— SUPPLIED RECORDS —

______

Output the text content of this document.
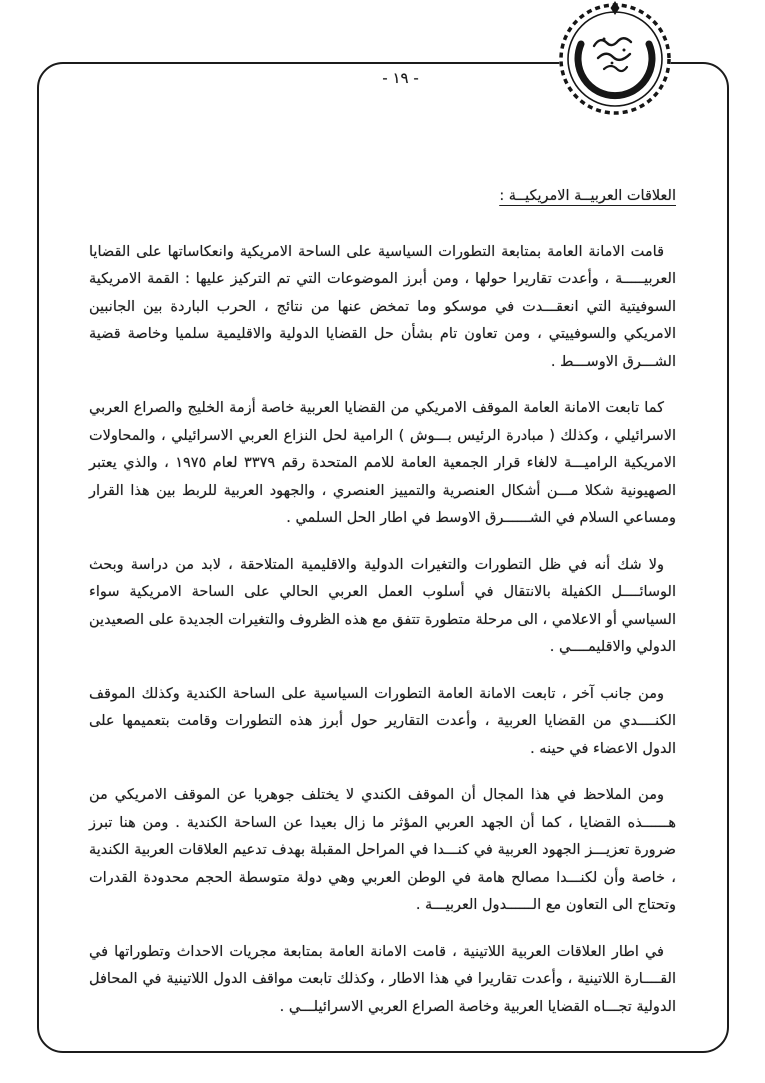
- ١٩ -
العلاقات العربيــة الامريكيــة :

قامت الامانة العامة بمتابعة التطورات السياسية على الساحة الامريكية وانعكاساتها على القضايا العربيـــــة ، وأعدت تقاريرا حولها ، ومن أبرز الموضوعات التي تم التركيز عليها : القمة الامريكية السوفيتية التي انعقـــدت في موسكو وما تمخض عنها من نتائج ، الحرب الباردة بين الجانبين الامريكي والسوفييتي ، ومن تعاون تام بشأن حل القضايا الدولية والاقليمية سلميا وخاصة قضية الشـــرق الاوســـط .

كما تابعت الامانة العامة الموقف الامريكي من القضايا العربية خاصة أزمة الخليج والصراع العربي الاسرائيلي ، وكذلك ( مبادرة الرئيس بـــوش ) الرامية لحل النزاع العربي الاسرائيلي ، والمحاولات الامريكية الراميـــة لالغاء قرار الجمعية العامة للامم المتحدة رقم ٣٣٧٩ لعام ١٩٧٥ ، والذي يعتبر الصهيونية شكلا مـــن أشكال العنصرية والتمييز العنصري ، والجهود العربية للربط بين هذا القرار ومساعي السلام في الشــــــرق الاوسط في اطار الحل السلمي .

ولا شك أنه في ظل التطورات والتغيرات الدولية والاقليمية المتلاحقة ، لابد من دراسة وبحث الوسائــــل الكفيلة بالانتقال في أسلوب العمل العربي الحالي على الساحة الامريكية سواء السياسي أو الاعلامي ، الى مرحلة متطورة تتفق مع هذه الظروف والتغيرات الجديدة على الصعيدين الدولي والاقليمــــي .

ومن جانب آخر ، تابعت الامانة العامة التطورات السياسية على الساحة الكندية وكذلك الموقف الكنــــدي من القضايا العربية ، وأعدت التقارير حول أبرز هذه التطورات وقامت بتعميمها على الدول الاعضاء في حينه .

ومن الملاحظ في هذا المجال أن الموقف الكندي لا يختلف جوهريا عن الموقف الامريكي من هــــــذه القضايا ، كما أن الجهد العربي المؤثر ما زال بعيدا عن الساحة الكندية . ومن هنا تبرز ضرورة تعزيـــز الجهود العربية في كنـــدا في المراحل المقبلة بهدف تدعيم العلاقات العربية الكندية ، خاصة وأن لكنـــدا مصالح هامة في الوطن العربي وهي دولة متوسطة الحجم محدودة القدرات وتحتاج الى التعاون مع الــــــدول العربيـــة .

في اطار العلاقات العربية اللاتينية ، قامت الامانة العامة بمتابعة مجريات الاحداث وتطوراتها في القــــارة اللاتينية ، وأعدت تقاريرا في هذا الاطار ، وكذلك تابعت مواقف الدول اللاتينية في المحافل الدولية تجـــاه القضايا العربية وخاصة الصراع العربي الاسرائيلـــي .
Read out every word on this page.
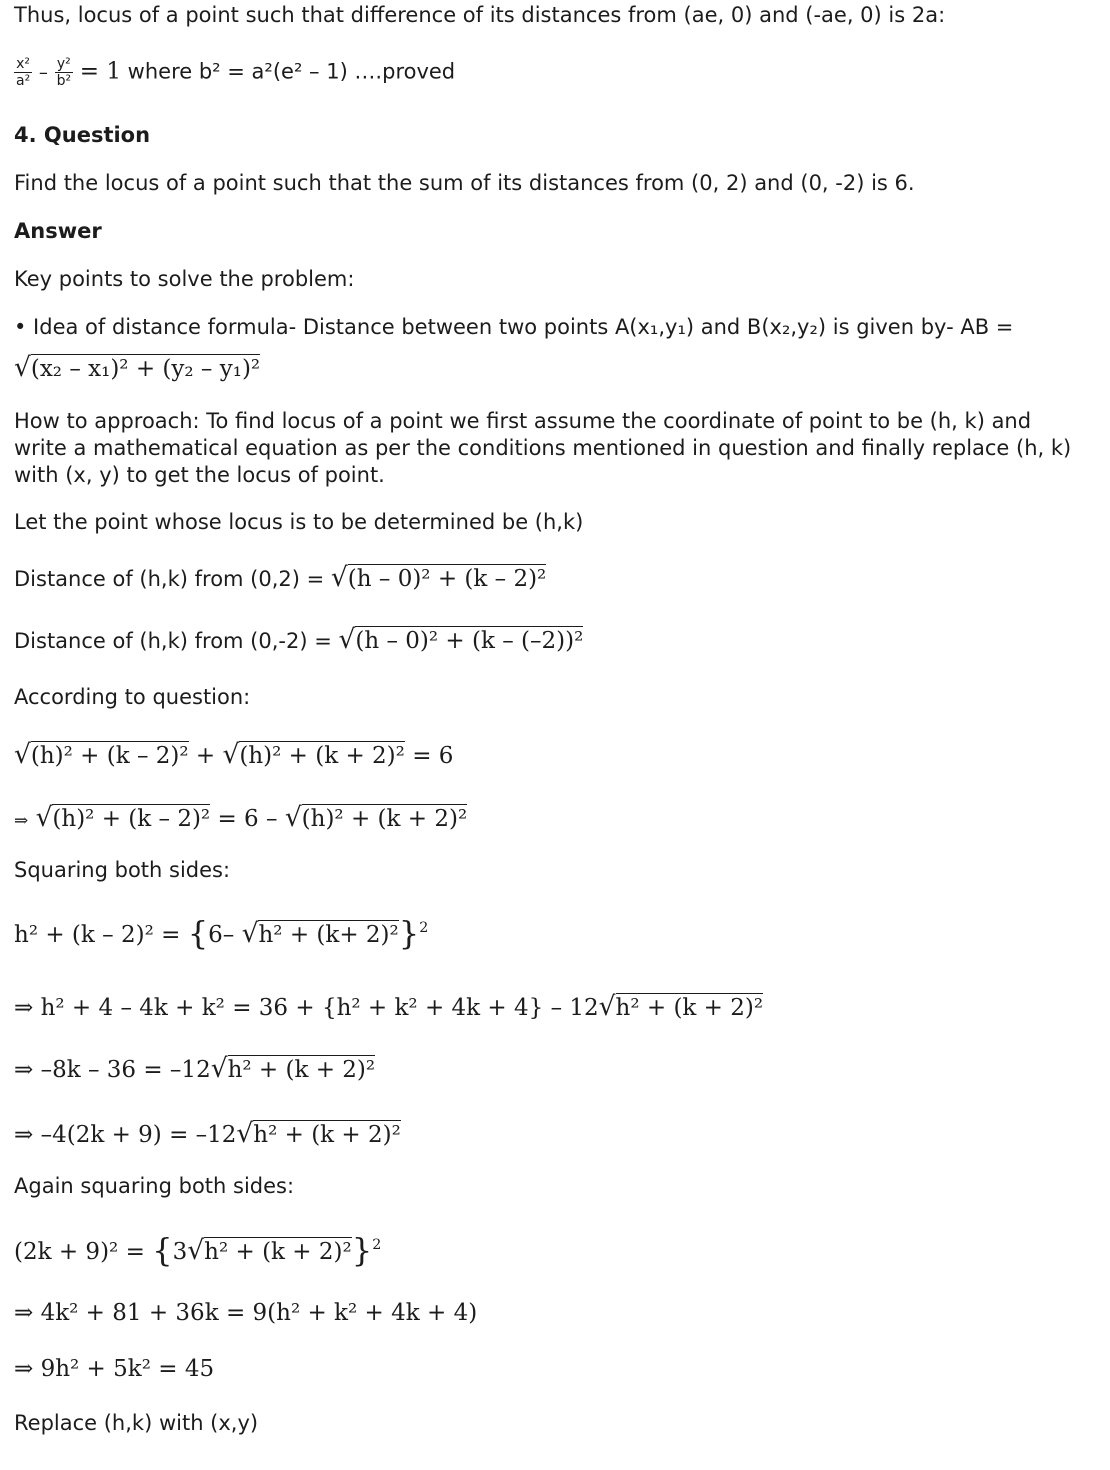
Thus, locus of a point such that difference of its distances from (ae, 0) and (-ae, 0) is 2a:
$\frac{\text{x²}}{\text{a²}} - \frac{\text{y²}}{\text{b²}} = 1$ where b² = a²(e² – 1) ….proved
4. Question
Find the locus of a point such that the sum of its distances from (0, 2) and (0, -2) is 6.
Answer
Key points to solve the problem:
• Idea of distance formula- Distance between two points A(x₁,y₁) and B(x₂,y₂) is given by- AB =
√(x₂ – x₁)² + (y₂ – y₁)²
How to approach: To find locus of a point we first assume the coordinate of point to be (h, k) and write a mathematical equation as per the conditions mentioned in question and finally replace (h, k) with (x, y) to get the locus of point.
Let the point whose locus is to be determined be (h,k)
Distance of (h,k) from (0,2) = √(h – 0)² + (k – 2)²
Distance of (h,k) from (0,-2) = √(h – 0)² + (k – (–2))²
According to question:
√(h)² + (k – 2)² + √(h)² + (k + 2)² = 6
⇒ √(h)² + (k – 2)² = 6 – √(h)² + (k + 2)²
Squaring both sides:
h² + (k – 2)² = {6– √h² + (k+ 2)²}$^2$
⇒ h² + 4 – 4k + k² = 36 + {h² + k² + 4k + 4} – 12√h² + (k + 2)²
⇒ –8k – 36 = –12√h² + (k + 2)²
⇒ –4(2k + 9) = –12√h² + (k + 2)²
Again squaring both sides:
$(2k + 9)^2 = \{3√h^2 + (k + 2)^2\}^2$
⇒ 4k² + 81 + 36k = 9(h² + k² + 4k + 4)
⇒ 9h² + 5k² = 45
Replace (h,k) with (x,y)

______

— WHAT NEEDS TO BE DONE —
Tally the lines that hold the string "distances" and state the total, nothing more.

— RESULT —
2